## Written problem
Transcribe the entries exactly; images are not part of the copy.
· · · · · · ·
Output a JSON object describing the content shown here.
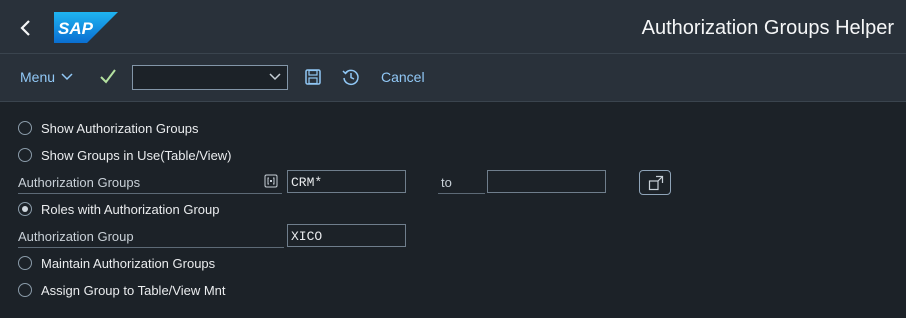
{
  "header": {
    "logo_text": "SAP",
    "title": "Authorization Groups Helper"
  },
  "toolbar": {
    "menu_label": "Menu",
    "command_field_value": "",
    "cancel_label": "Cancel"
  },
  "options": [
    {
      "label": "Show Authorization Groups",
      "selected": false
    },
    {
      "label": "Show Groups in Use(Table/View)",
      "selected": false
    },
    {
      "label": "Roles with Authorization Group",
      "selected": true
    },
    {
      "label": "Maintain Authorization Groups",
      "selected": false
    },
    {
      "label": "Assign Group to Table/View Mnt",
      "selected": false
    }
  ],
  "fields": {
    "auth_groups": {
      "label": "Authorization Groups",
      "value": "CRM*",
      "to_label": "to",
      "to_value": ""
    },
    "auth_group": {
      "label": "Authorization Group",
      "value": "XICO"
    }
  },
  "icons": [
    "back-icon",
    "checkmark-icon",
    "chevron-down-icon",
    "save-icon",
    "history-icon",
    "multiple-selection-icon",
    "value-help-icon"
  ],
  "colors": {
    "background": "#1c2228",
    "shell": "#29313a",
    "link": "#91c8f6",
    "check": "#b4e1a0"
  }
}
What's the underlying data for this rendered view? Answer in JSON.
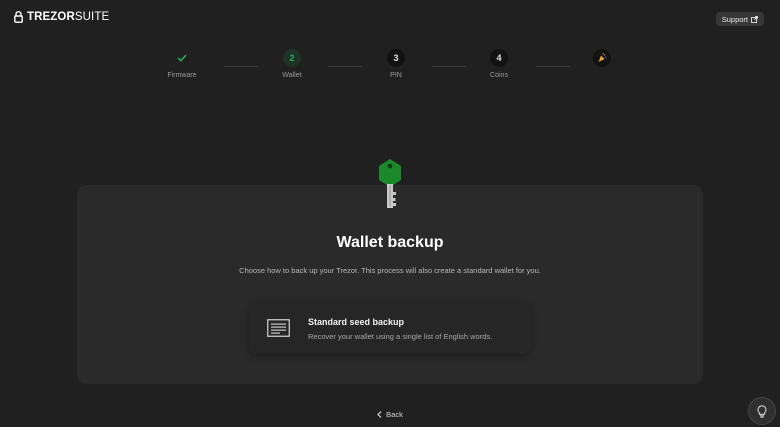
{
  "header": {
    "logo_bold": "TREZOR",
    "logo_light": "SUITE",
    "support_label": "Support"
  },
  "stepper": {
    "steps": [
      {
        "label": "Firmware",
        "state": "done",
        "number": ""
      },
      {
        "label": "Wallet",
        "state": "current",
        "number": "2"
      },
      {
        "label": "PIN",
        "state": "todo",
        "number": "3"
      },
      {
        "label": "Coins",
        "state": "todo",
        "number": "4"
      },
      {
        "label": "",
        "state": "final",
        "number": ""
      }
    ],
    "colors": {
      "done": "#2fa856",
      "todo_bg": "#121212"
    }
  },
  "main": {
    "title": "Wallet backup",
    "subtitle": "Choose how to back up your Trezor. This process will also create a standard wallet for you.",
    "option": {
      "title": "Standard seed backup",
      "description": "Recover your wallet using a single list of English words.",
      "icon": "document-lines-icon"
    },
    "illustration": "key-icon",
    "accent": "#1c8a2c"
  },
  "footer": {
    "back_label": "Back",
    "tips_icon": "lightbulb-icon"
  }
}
· · · · · · ·
## Exercise result
Output a JSON object describing the content shown here.
{
  "header": {
    "logo_text": "SAP",
    "title": "Authorization Groups Helper"
  },
  "toolbar": {
    "menu_label": "Menu",
    "command_field_value": "",
    "cancel_label": "Cancel"
  },
  "options": [
    {
      "label": "Show Authorization Groups",
      "selected": false
    },
    {
      "label": "Show Groups in Use(Table/View)",
      "selected": false
    },
    {
      "label": "Roles with Authorization Group",
      "selected": true
    },
    {
      "label": "Maintain Authorization Groups",
      "selected": false
    },
    {
      "label": "Assign Group to Table/View Mnt",
      "selected": false
    }
  ],
  "fields": {
    "auth_groups": {
      "label": "Authorization Groups",
      "value": "CRM*",
      "to_label": "to",
      "to_value": ""
    },
    "auth_group": {
      "label": "Authorization Group",
      "value": "XICO"
    }
  },
  "icons": [
    "back-icon",
    "checkmark-icon",
    "chevron-down-icon",
    "save-icon",
    "history-icon",
    "multiple-selection-icon",
    "value-help-icon"
  ],
  "colors": {
    "background": "#1c2228",
    "shell": "#29313a",
    "link": "#91c8f6",
    "check": "#b4e1a0"
  }
}
What's the underlying data for this rendered view? Answer in JSON.
{
  "header": {
    "logo_bold": "TREZOR",
    "logo_light": "SUITE",
    "support_label": "Support"
  },
  "stepper": {
    "steps": [
      {
        "label": "Firmware",
        "state": "done",
        "number": ""
      },
      {
        "label": "Wallet",
        "state": "current",
        "number": "2"
      },
      {
        "label": "PIN",
        "state": "todo",
        "number": "3"
      },
      {
        "label": "Coins",
        "state": "todo",
        "number": "4"
      },
      {
        "label": "",
        "state": "final",
        "number": ""
      }
    ],
    "colors": {
      "done": "#2fa856",
      "todo_bg": "#121212"
    }
  },
  "main": {
    "title": "Wallet backup",
    "subtitle": "Choose how to back up your Trezor. This process will also create a standard wallet for you.",
    "option": {
      "title": "Standard seed backup",
      "description": "Recover your wallet using a single list of English words.",
      "icon": "document-lines-icon"
    },
    "illustration": "key-icon",
    "accent": "#1c8a2c"
  },
  "footer": {
    "back_label": "Back",
    "tips_icon": "lightbulb-icon"
  }
}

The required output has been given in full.